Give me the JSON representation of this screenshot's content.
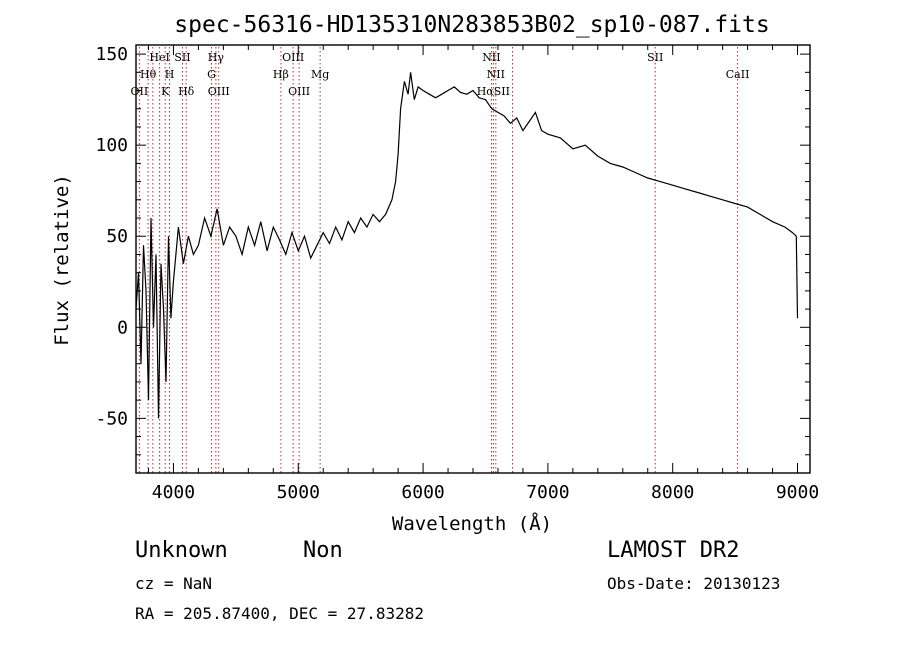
{
  "chart_data": {
    "type": "line",
    "title": "spec-56316-HD135310N283853B02_sp10-087.fits",
    "xlabel": "Wavelength (Å)",
    "ylabel": "Flux (relative)",
    "xlim": [
      3700,
      9100
    ],
    "ylim": [
      -80,
      155
    ],
    "x_ticks": [
      4000,
      5000,
      6000,
      7000,
      8000,
      9000
    ],
    "y_ticks": [
      -50,
      0,
      50,
      100,
      150
    ],
    "grid": false,
    "series": [
      {
        "values_note_x": "wavelength",
        "x": [
          3700,
          3720,
          3740,
          3760,
          3780,
          3800,
          3820,
          3840,
          3860,
          3880,
          3900,
          3920,
          3940,
          3960,
          3980,
          4000,
          4040,
          4080,
          4120,
          4160,
          4200,
          4250,
          4300,
          4350,
          4400,
          4450,
          4500,
          4550,
          4600,
          4650,
          4700,
          4750,
          4800,
          4850,
          4900,
          4950,
          5000,
          5050,
          5100,
          5150,
          5200,
          5250,
          5300,
          5350,
          5400,
          5450,
          5500,
          5550,
          5600,
          5650,
          5700,
          5750,
          5780,
          5800,
          5820,
          5850,
          5880,
          5900,
          5930,
          5960,
          6000,
          6050,
          6100,
          6150,
          6200,
          6250,
          6300,
          6350,
          6400,
          6450,
          6500,
          6550,
          6600,
          6650,
          6700,
          6750,
          6800,
          6850,
          6900,
          6950,
          7000,
          7100,
          7200,
          7300,
          7400,
          7500,
          7600,
          7700,
          7800,
          7900,
          8000,
          8100,
          8200,
          8300,
          8400,
          8500,
          8600,
          8700,
          8800,
          8900,
          8960,
          8990,
          9000
        ],
        "y": [
          10,
          30,
          -20,
          45,
          20,
          -40,
          60,
          0,
          40,
          -50,
          35,
          10,
          -30,
          50,
          5,
          25,
          55,
          35,
          50,
          40,
          45,
          60,
          50,
          65,
          45,
          55,
          50,
          40,
          55,
          45,
          58,
          42,
          55,
          48,
          40,
          52,
          42,
          50,
          38,
          45,
          52,
          46,
          55,
          48,
          58,
          52,
          60,
          55,
          62,
          58,
          62,
          70,
          80,
          95,
          120,
          135,
          128,
          140,
          125,
          132,
          130,
          128,
          126,
          128,
          130,
          132,
          129,
          128,
          130,
          126,
          125,
          120,
          118,
          116,
          112,
          115,
          108,
          113,
          118,
          108,
          106,
          104,
          98,
          100,
          94,
          90,
          88,
          85,
          82,
          80,
          78,
          76,
          74,
          72,
          70,
          68,
          66,
          62,
          58,
          55,
          52,
          50,
          5
        ]
      }
    ],
    "line_labels": [
      {
        "label": "OII",
        "x": 3727,
        "row": 3
      },
      {
        "label": "Hθ",
        "x": 3797,
        "row": 2
      },
      {
        "label": "HeI",
        "x": 3889,
        "row": 1
      },
      {
        "label": "K",
        "x": 3934,
        "row": 3
      },
      {
        "label": "H",
        "x": 3969,
        "row": 2
      },
      {
        "label": "SII",
        "x": 4072,
        "row": 1
      },
      {
        "label": "Hδ",
        "x": 4102,
        "row": 3
      },
      {
        "label": "Hγ",
        "x": 4340,
        "row": 1
      },
      {
        "label": "G",
        "x": 4305,
        "row": 2
      },
      {
        "label": "OIII",
        "x": 4363,
        "row": 3
      },
      {
        "label": "Hβ",
        "x": 4861,
        "row": 2
      },
      {
        "label": "OIII",
        "x": 4959,
        "row": 1
      },
      {
        "label": "OIII",
        "x": 5007,
        "row": 3
      },
      {
        "label": "Mg",
        "x": 5175,
        "row": 2
      },
      {
        "label": "NII",
        "x": 6548,
        "row": 1
      },
      {
        "label": "NII",
        "x": 6583,
        "row": 2
      },
      {
        "label": "HαSII",
        "x": 6563,
        "row": 3
      },
      {
        "label": "SII",
        "x": 7860,
        "row": 1
      },
      {
        "label": "CaII",
        "x": 8520,
        "row": 2
      }
    ],
    "line_marker_x": [
      3727,
      3797,
      3835,
      3889,
      3934,
      3969,
      4072,
      4102,
      4305,
      4340,
      4363,
      4861,
      4959,
      5007,
      5175,
      6548,
      6563,
      6583,
      6717,
      7860,
      8520
    ],
    "colors": {
      "spectrum": "#000000",
      "markers": "#b03030"
    }
  },
  "annotations": {
    "class": "Unknown",
    "subclass": "Non",
    "survey": "LAMOST DR2",
    "cz": "cz = NaN",
    "obs_date": "Obs-Date: 20130123",
    "radec": "RA = 205.87400, DEC =  27.83282"
  }
}
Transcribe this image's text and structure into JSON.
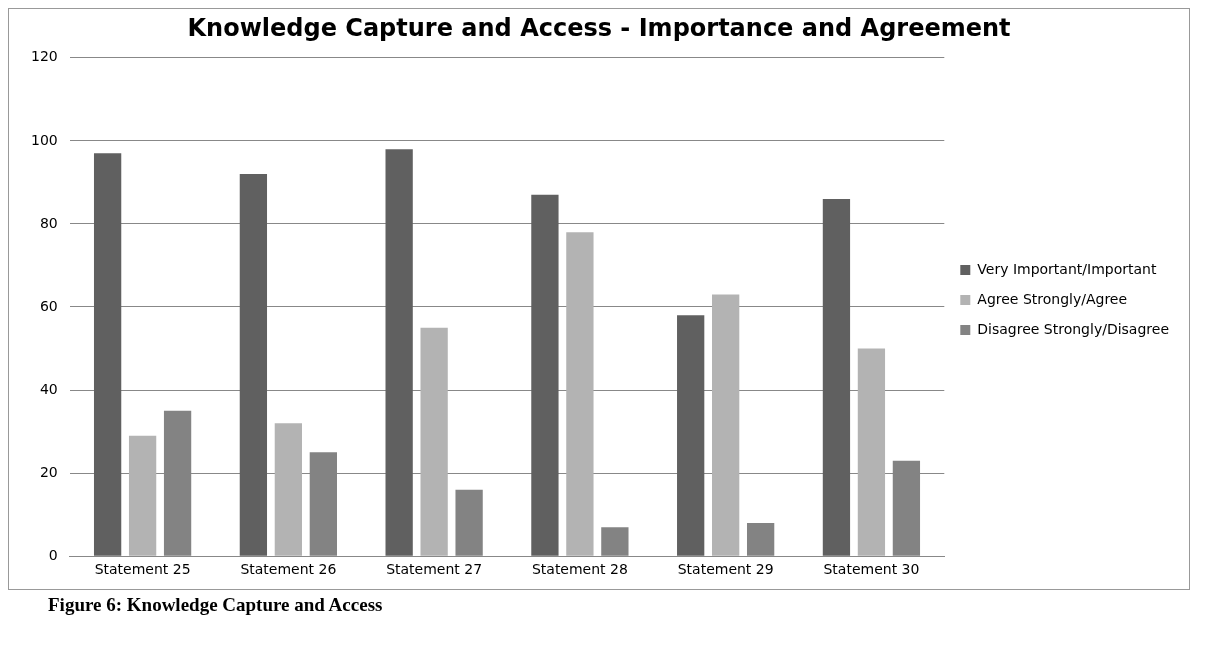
{
  "chart_data": {
    "type": "bar",
    "title": "Knowledge Capture and Access - Importance and Agreement",
    "categories": [
      "Statement 25",
      "Statement 26",
      "Statement 27",
      "Statement 28",
      "Statement 29",
      "Statement 30"
    ],
    "series": [
      {
        "name": "Very Important/Important",
        "color": "#606060",
        "values": [
          97,
          92,
          98,
          87,
          58,
          86
        ]
      },
      {
        "name": "Agree Strongly/Agree",
        "color": "#b3b3b3",
        "values": [
          29,
          32,
          55,
          78,
          63,
          50
        ]
      },
      {
        "name": "Disagree Strongly/Disagree",
        "color": "#838383",
        "values": [
          35,
          25,
          16,
          7,
          8,
          23
        ]
      }
    ],
    "ylim": [
      0,
      120
    ],
    "yticks": [
      0,
      20,
      40,
      60,
      80,
      100,
      120
    ],
    "grid": "y",
    "legend": "right",
    "annotations": [
      "Figure 6: Knowledge Capture and Access"
    ]
  }
}
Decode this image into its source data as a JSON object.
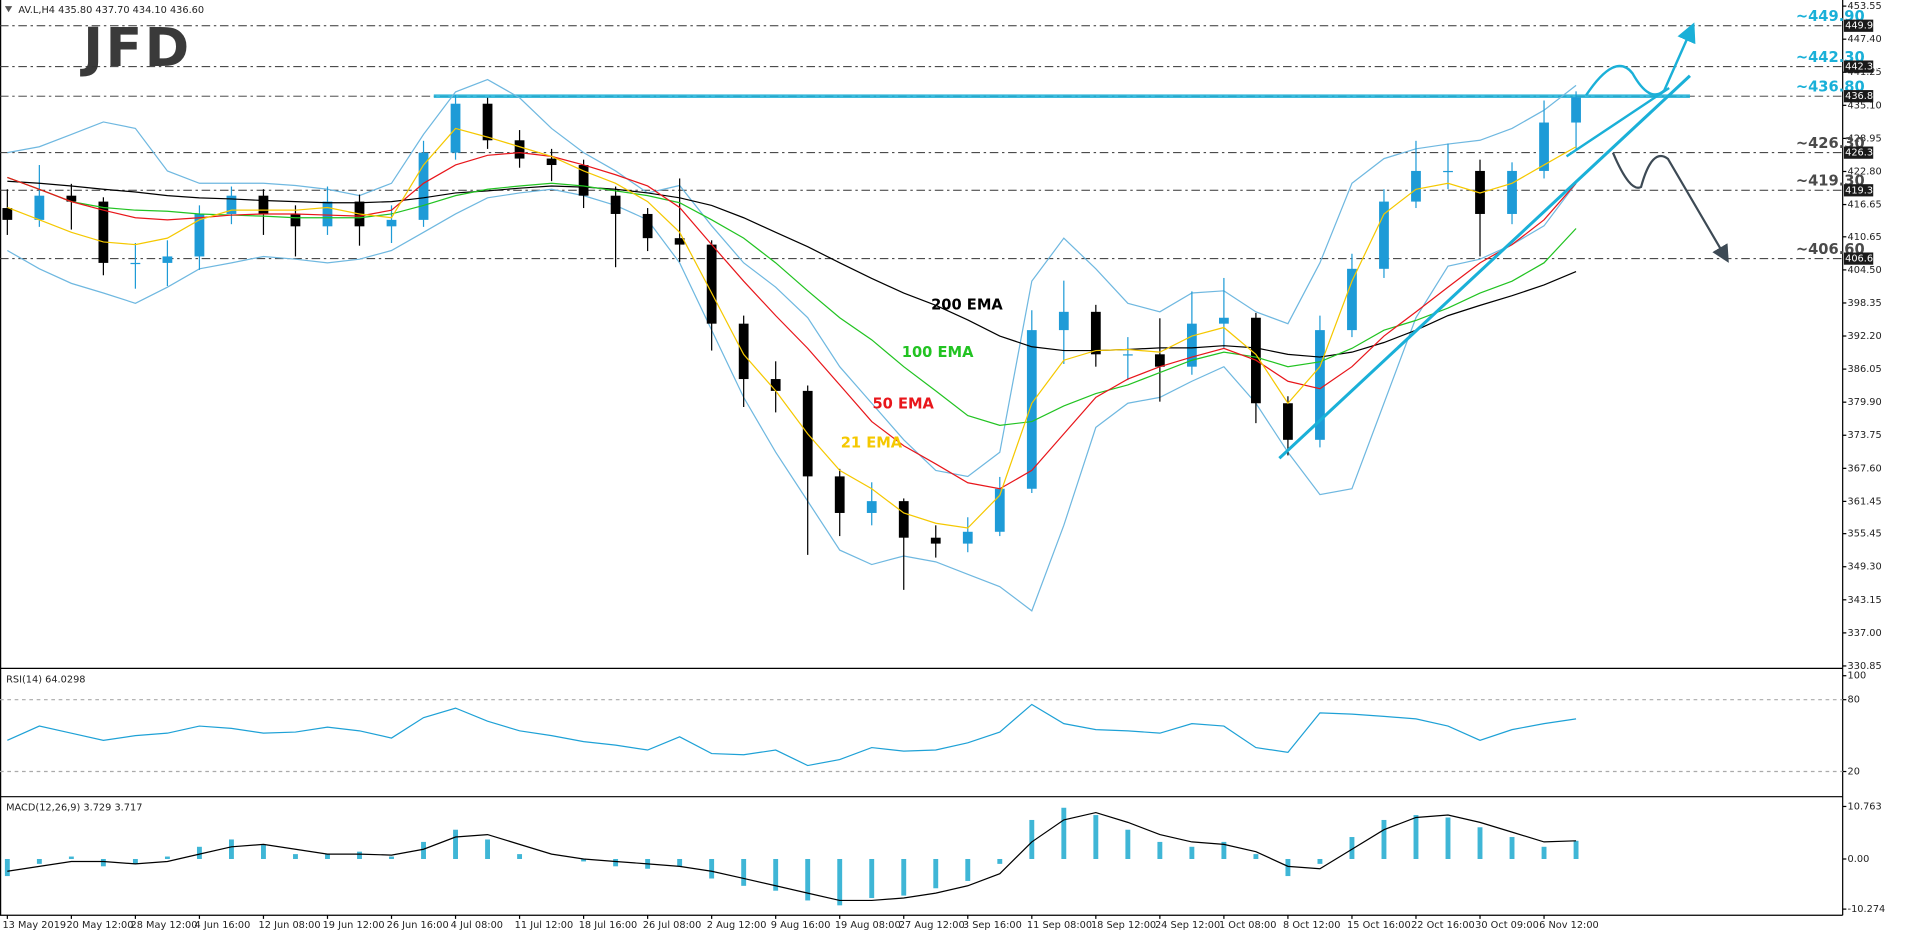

WHAT IS ASKED:
Reproduce the material in its entirety and word for word, without the pictures.

THE SOLUTION:
Give me the JSON representation of this screenshot's content.
{
  "chart_data": {
    "type": "line",
    "title": "spec-56316-HD135310N283853B02_sp10-087.fits",
    "xlabel": "Wavelength (Å)",
    "ylabel": "Flux (relative)",
    "xlim": [
      3700,
      9100
    ],
    "ylim": [
      -80,
      155
    ],
    "x_ticks": [
      4000,
      5000,
      6000,
      7000,
      8000,
      9000
    ],
    "y_ticks": [
      -50,
      0,
      50,
      100,
      150
    ],
    "grid": false,
    "series": [
      {
        "values_note_x": "wavelength",
        "x": [
          3700,
          3720,
          3740,
          3760,
          3780,
          3800,
          3820,
          3840,
          3860,
          3880,
          3900,
          3920,
          3940,
          3960,
          3980,
          4000,
          4040,
          4080,
          4120,
          4160,
          4200,
          4250,
          4300,
          4350,
          4400,
          4450,
          4500,
          4550,
          4600,
          4650,
          4700,
          4750,
          4800,
          4850,
          4900,
          4950,
          5000,
          5050,
          5100,
          5150,
          5200,
          5250,
          5300,
          5350,
          5400,
          5450,
          5500,
          5550,
          5600,
          5650,
          5700,
          5750,
          5780,
          5800,
          5820,
          5850,
          5880,
          5900,
          5930,
          5960,
          6000,
          6050,
          6100,
          6150,
          6200,
          6250,
          6300,
          6350,
          6400,
          6450,
          6500,
          6550,
          6600,
          6650,
          6700,
          6750,
          6800,
          6850,
          6900,
          6950,
          7000,
          7100,
          7200,
          7300,
          7400,
          7500,
          7600,
          7700,
          7800,
          7900,
          8000,
          8100,
          8200,
          8300,
          8400,
          8500,
          8600,
          8700,
          8800,
          8900,
          8960,
          8990,
          9000
        ],
        "y": [
          10,
          30,
          -20,
          45,
          20,
          -40,
          60,
          0,
          40,
          -50,
          35,
          10,
          -30,
          50,
          5,
          25,
          55,
          35,
          50,
          40,
          45,
          60,
          50,
          65,
          45,
          55,
          50,
          40,
          55,
          45,
          58,
          42,
          55,
          48,
          40,
          52,
          42,
          50,
          38,
          45,
          52,
          46,
          55,
          48,
          58,
          52,
          60,
          55,
          62,
          58,
          62,
          70,
          80,
          95,
          120,
          135,
          128,
          140,
          125,
          132,
          130,
          128,
          126,
          128,
          130,
          132,
          129,
          128,
          130,
          126,
          125,
          120,
          118,
          116,
          112,
          115,
          108,
          113,
          118,
          108,
          106,
          104,
          98,
          100,
          94,
          90,
          88,
          85,
          82,
          80,
          78,
          76,
          74,
          72,
          70,
          68,
          66,
          62,
          58,
          55,
          52,
          50,
          5
        ]
      }
    ],
    "line_labels": [
      {
        "label": "OII",
        "x": 3727,
        "row": 3
      },
      {
        "label": "Hθ",
        "x": 3797,
        "row": 2
      },
      {
        "label": "HeI",
        "x": 3889,
        "row": 1
      },
      {
        "label": "K",
        "x": 3934,
        "row": 3
      },
      {
        "label": "H",
        "x": 3969,
        "row": 2
      },
      {
        "label": "SII",
        "x": 4072,
        "row": 1
      },
      {
        "label": "Hδ",
        "x": 4102,
        "row": 3
      },
      {
        "label": "Hγ",
        "x": 4340,
        "row": 1
      },
      {
        "label": "G",
        "x": 4305,
        "row": 2
      },
      {
        "label": "OIII",
        "x": 4363,
        "row": 3
      },
      {
        "label": "Hβ",
        "x": 4861,
        "row": 2
      },
      {
        "label": "OIII",
        "x": 4959,
        "row": 1
      },
      {
        "label": "OIII",
        "x": 5007,
        "row": 3
      },
      {
        "label": "Mg",
        "x": 5175,
        "row": 2
      },
      {
        "label": "NII",
        "x": 6548,
        "row": 1
      },
      {
        "label": "NII",
        "x": 6583,
        "row": 2
      },
      {
        "label": "HαSII",
        "x": 6563,
        "row": 3
      },
      {
        "label": "SII",
        "x": 7860,
        "row": 1
      },
      {
        "label": "CaII",
        "x": 8520,
        "row": 2
      }
    ],
    "line_marker_x": [
      3727,
      3797,
      3835,
      3889,
      3934,
      3969,
      4072,
      4102,
      4305,
      4340,
      4363,
      4861,
      4959,
      5007,
      5175,
      6548,
      6563,
      6583,
      6717,
      7860,
      8520
    ],
    "colors": {
      "spectrum": "#000000",
      "markers": "#b03030"
    }
  },
  "annotations": {
    "class": "Unknown",
    "subclass": "Non",
    "survey": "LAMOST DR2",
    "cz": "cz = NaN",
    "obs_date": "Obs-Date: 20130123",
    "radec": "RA = 205.87400, DEC =  27.83282"
  }
}
Transcribe this image's text and structure into JSON.
{
  "chart_data": {
    "type": "bar",
    "title": "Knowledge Capture and Access - Importance and Agreement",
    "categories": [
      "Statement 25",
      "Statement 26",
      "Statement 27",
      "Statement 28",
      "Statement 29",
      "Statement 30"
    ],
    "series": [
      {
        "name": "Very Important/Important",
        "color": "#606060",
        "values": [
          97,
          92,
          98,
          87,
          58,
          86
        ]
      },
      {
        "name": "Agree Strongly/Agree",
        "color": "#b3b3b3",
        "values": [
          29,
          32,
          55,
          78,
          63,
          50
        ]
      },
      {
        "name": "Disagree Strongly/Disagree",
        "color": "#838383",
        "values": [
          35,
          25,
          16,
          7,
          8,
          23
        ]
      }
    ],
    "ylim": [
      0,
      120
    ],
    "yticks": [
      0,
      20,
      40,
      60,
      80,
      100,
      120
    ],
    "grid": "y",
    "legend": "right",
    "annotations": [
      "Figure 6: Knowledge Capture and Access"
    ]
  }
}
Decode this image into its source data as a JSON object.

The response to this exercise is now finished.